Figure collection entries:
[START]
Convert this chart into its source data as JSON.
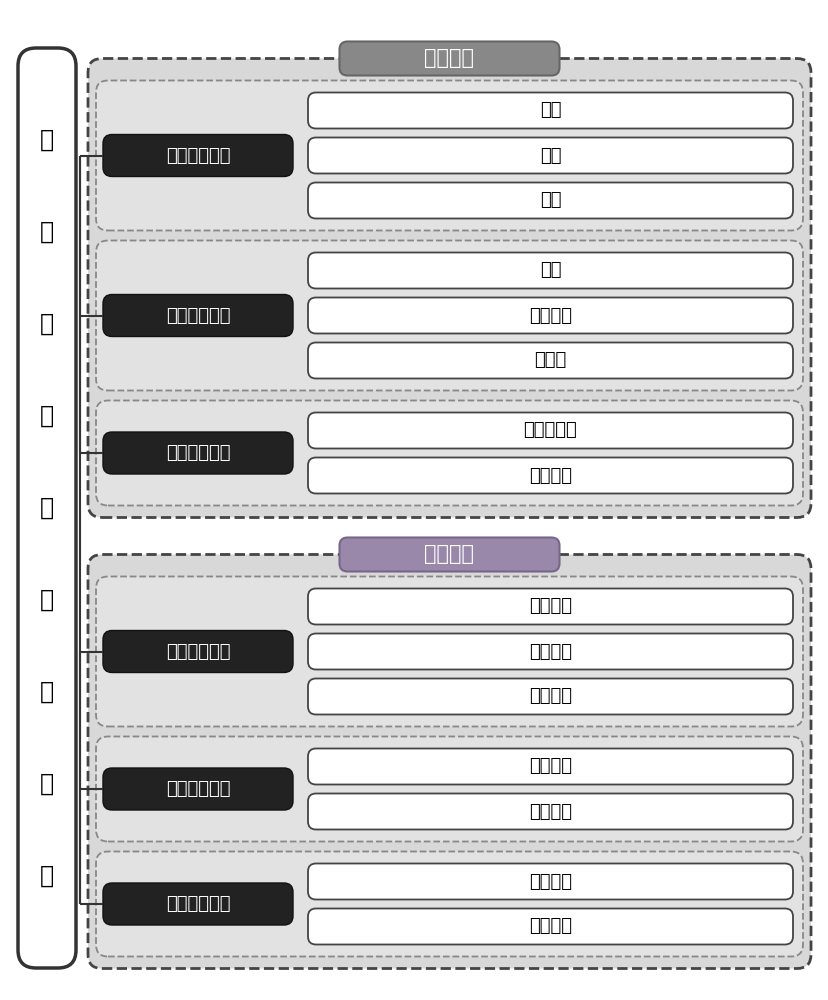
{
  "section1_label": "刚性要素",
  "section2_label": "柔性要素",
  "section1_hdr_color": "#888888",
  "section2_hdr_color": "#9988aa",
  "bg_color": "#ffffff",
  "dark_box_color": "#222222",
  "dark_box_text_color": "#ffffff",
  "light_box_color": "#ffffff",
  "light_box_border_color": "#444444",
  "group_bg_color": "#d8d8d8",
  "inner_group_bg_color": "#e2e2e2",
  "outer_dashed_color": "#555555",
  "inner_dashed_color": "#888888",
  "left_box_chars": [
    "城",
    "市",
    "分",
    "区",
    "的",
    "划",
    "分",
    "要",
    "素"
  ],
  "groups": [
    {
      "section": 0,
      "label": "自然边界要素",
      "items": [
        "山体",
        "湖泊",
        "河流"
      ]
    },
    {
      "section": 0,
      "label": "人工边界要素",
      "items": [
        "铁路",
        "高速公路",
        "快速路"
      ]
    },
    {
      "section": 0,
      "label": "行政边界要素",
      "items": [
        "行政区边界",
        "街道边界"
      ]
    },
    {
      "section": 1,
      "label": "规划调控要素",
      "items": [
        "组团边界",
        "分区边界",
        "新城边界"
      ]
    },
    {
      "section": 1,
      "label": "服务人群要素",
      "items": [
        "居住人口",
        "就业人口"
      ]
    },
    {
      "section": 1,
      "label": "既有基础要素",
      "items": [
        "既有中心",
        "潜力识别"
      ]
    }
  ]
}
[END]
STATED EXERCISE
Look for the word "ffffff" and return every line where it occurs.

OUTPUT OF THE EXERCISE
  "bg_color": "#ffffff",
  "dark_box_text_color": "#ffffff",
  "light_box_color": "#ffffff",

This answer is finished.